BEGIN RECORDS TO PROCESS

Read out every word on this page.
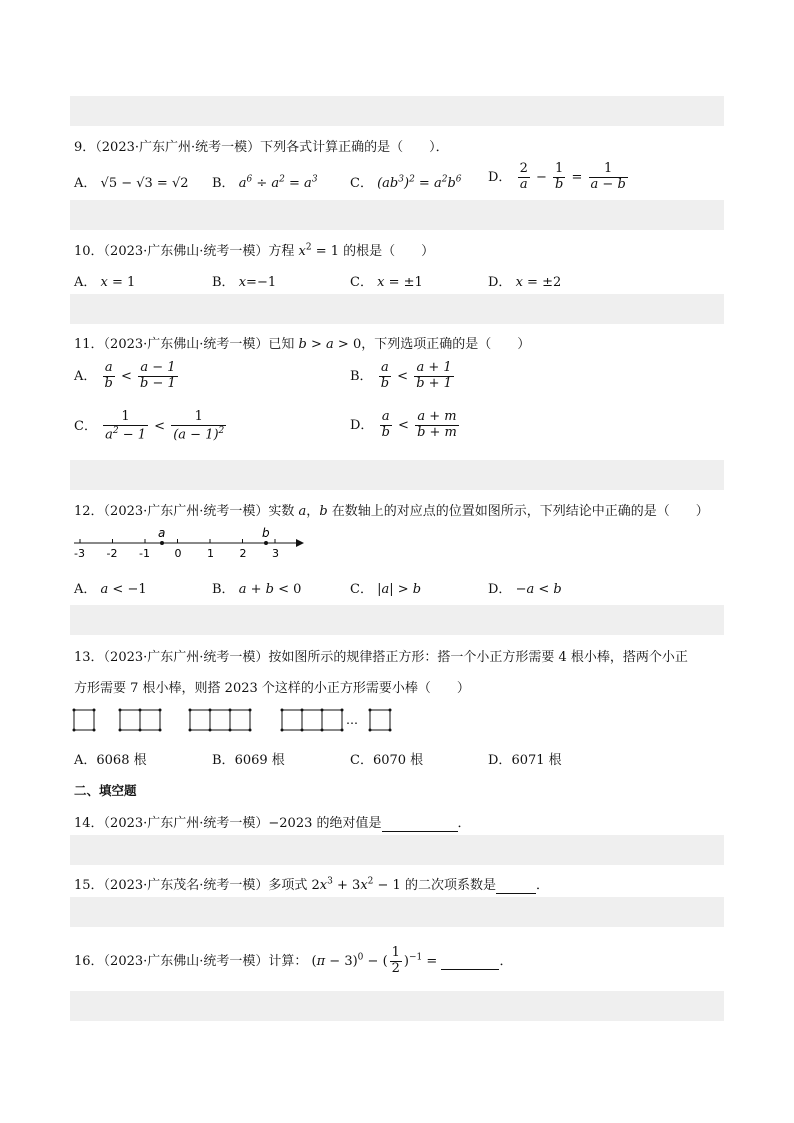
9．（2023·广东广州·统考一模）下列各式计算正确的是（　　）．
A． √5 − √3 = √2 B． $a^6 \div a^2 = a^3$ C． $(ab^3)^2 = a^2b^6$ D． $\frac{2}{a} - \frac{1}{b} = \frac{1}{a - b}$
10．（2023·广东佛山·统考一模）方程 $x^2 = 1$ 的根是（　　）
A． x = 1	B． x=−1	C． x = ±1	D． x = ±2
11．（2023·广东佛山·统考一模）已知 b > a > 0，下列选项正确的是（　　）
A． $\frac{a}{b} < \frac{a - 1}{b - 1}$	B． $\frac{a}{b} < \frac{a + 1}{b + 1}$
C． $\frac{1}{a^2 - 1} < \frac{1}{(a - 1)^2}$	D． $\frac{a}{b} < \frac{a + m}{b + m}$
12．（2023·广东广州·统考一模）实数 a，b 在数轴上的对应点的位置如图所示，下列结论中正确的是（　　）
-3 -2 -1 0 1 2 3
a	b
A． a < −1	B． a + b < 0	C． |a| > b	D． −a < b
13．（2023·广东广州·统考一模）按如图所示的规律搭正方形：搭一个小正方形需要 4 根小棒，搭两个小正
方形需要 7 根小棒，则搭 2023 个这样的小正方形需要小棒（　　）
…
A．6068 根	B．6069 根	C．6070 根	D．6071 根
二、填空题
14．（2023·广东广州·统考一模）−2023 的绝对值是	．
15．（2023·广东茂名·统考一模）多项式 $2x^3 + 3x^2 - 1$ 的二次项系数是	．
16．（2023·广东佛山·统考一模）计算： $(\pi - 3)^0$ − ( $\frac{1}{2} )^{-1}$ =	．
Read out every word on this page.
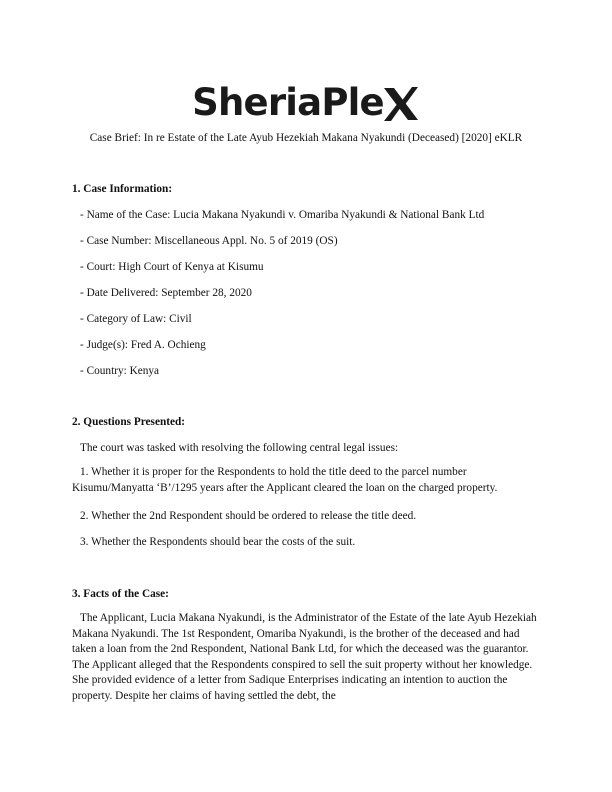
SheriaPle
Case Brief: In re Estate of the Late Ayub Hezekiah Makana Nyakundi (Deceased) [2020] eKLR
1. Case Information:
- Name of the Case: Lucia Makana Nyakundi v. Omariba Nyakundi & National Bank Ltd
- Case Number: Miscellaneous Appl. No. 5 of 2019 (OS)
- Court: High Court of Kenya at Kisumu
- Date Delivered: September 28, 2020
- Category of Law: Civil
- Judge(s): Fred A. Ochieng
- Country: Kenya
2. Questions Presented:
The court was tasked with resolving the following central legal issues:

1. Whether it is proper for the Respondents to hold the title deed to the parcel number Kisumu/Manyatta ‘B’/1295 years after the Applicant cleared the loan on the charged property.

2. Whether the 2nd Respondent should be ordered to release the title deed.
3. Whether the Respondents should bear the costs of the suit.
3. Facts of the Case:

The Applicant, Lucia Makana Nyakundi, is the Administrator of the Estate of the late Ayub Hezekiah Makana Nyakundi. The 1st Respondent, Omariba Nyakundi, is the brother of the deceased and had taken a loan from the 2nd Respondent, National Bank Ltd, for which the deceased was the guarantor. The Applicant alleged that the Respondents conspired to sell the suit property without her knowledge. She provided evidence of a letter from Sadique Enterprises indicating an intention to auction the property. Despite her claims of having settled the debt, the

END RECORDS TO PROCESS

WRITTEN EXERCISE
Leave out the pictures and output every record above precisely as given.

REPLY TO THE TASK
Read out every word on this page.
9．（2023·广东广州·统考一模）下列各式计算正确的是（　　）．
A． √5 − √3 = √2 B． $a^6 \div a^2 = a^3$ C． $(ab^3)^2 = a^2b^6$ D． $\frac{2}{a} - \frac{1}{b} = \frac{1}{a - b}$
10．（2023·广东佛山·统考一模）方程 $x^2 = 1$ 的根是（　　）
A． x = 1	B． x=−1	C． x = ±1	D． x = ±2
11．（2023·广东佛山·统考一模）已知 b > a > 0，下列选项正确的是（　　）
A． $\frac{a}{b} < \frac{a - 1}{b - 1}$	B． $\frac{a}{b} < \frac{a + 1}{b + 1}$
C． $\frac{1}{a^2 - 1} < \frac{1}{(a - 1)^2}$	D． $\frac{a}{b} < \frac{a + m}{b + m}$
12．（2023·广东广州·统考一模）实数 a，b 在数轴上的对应点的位置如图所示，下列结论中正确的是（　　）
-3 -2 -1 0 1 2 3
a	b
A． a < −1	B． a + b < 0	C． |a| > b	D． −a < b
13．（2023·广东广州·统考一模）按如图所示的规律搭正方形：搭一个小正方形需要 4 根小棒，搭两个小正
方形需要 7 根小棒，则搭 2023 个这样的小正方形需要小棒（　　）
…
A．6068 根	B．6069 根	C．6070 根	D．6071 根
二、填空题
14．（2023·广东广州·统考一模）−2023 的绝对值是	．
15．（2023·广东茂名·统考一模）多项式 $2x^3 + 3x^2 - 1$ 的二次项系数是	．
16．（2023·广东佛山·统考一模）计算： $(\pi - 3)^0$ − ( $\frac{1}{2} )^{-1}$ =	．
Read out every word on this page.
SheriaPle
Case Brief: In re Estate of the Late Ayub Hezekiah Makana Nyakundi (Deceased) [2020] eKLR
1. Case Information:
- Name of the Case: Lucia Makana Nyakundi v. Omariba Nyakundi & National Bank Ltd
- Case Number: Miscellaneous Appl. No. 5 of 2019 (OS)
- Court: High Court of Kenya at Kisumu
- Date Delivered: September 28, 2020
- Category of Law: Civil
- Judge(s): Fred A. Ochieng
- Country: Kenya
2. Questions Presented:
The court was tasked with resolving the following central legal issues:

1. Whether it is proper for the Respondents to hold the title deed to the parcel number Kisumu/Manyatta ‘B’/1295 years after the Applicant cleared the loan on the charged property.

2. Whether the 2nd Respondent should be ordered to release the title deed.
3. Whether the Respondents should bear the costs of the suit.
3. Facts of the Case:

The Applicant, Lucia Makana Nyakundi, is the Administrator of the Estate of the late Ayub Hezekiah Makana Nyakundi. The 1st Respondent, Omariba Nyakundi, is the brother of the deceased and had taken a loan from the 2nd Respondent, National Bank Ltd, for which the deceased was the guarantor. The Applicant alleged that the Respondents conspired to sell the suit property without her knowledge. She provided evidence of a letter from Sadique Enterprises indicating an intention to auction the property. Despite her claims of having settled the debt, the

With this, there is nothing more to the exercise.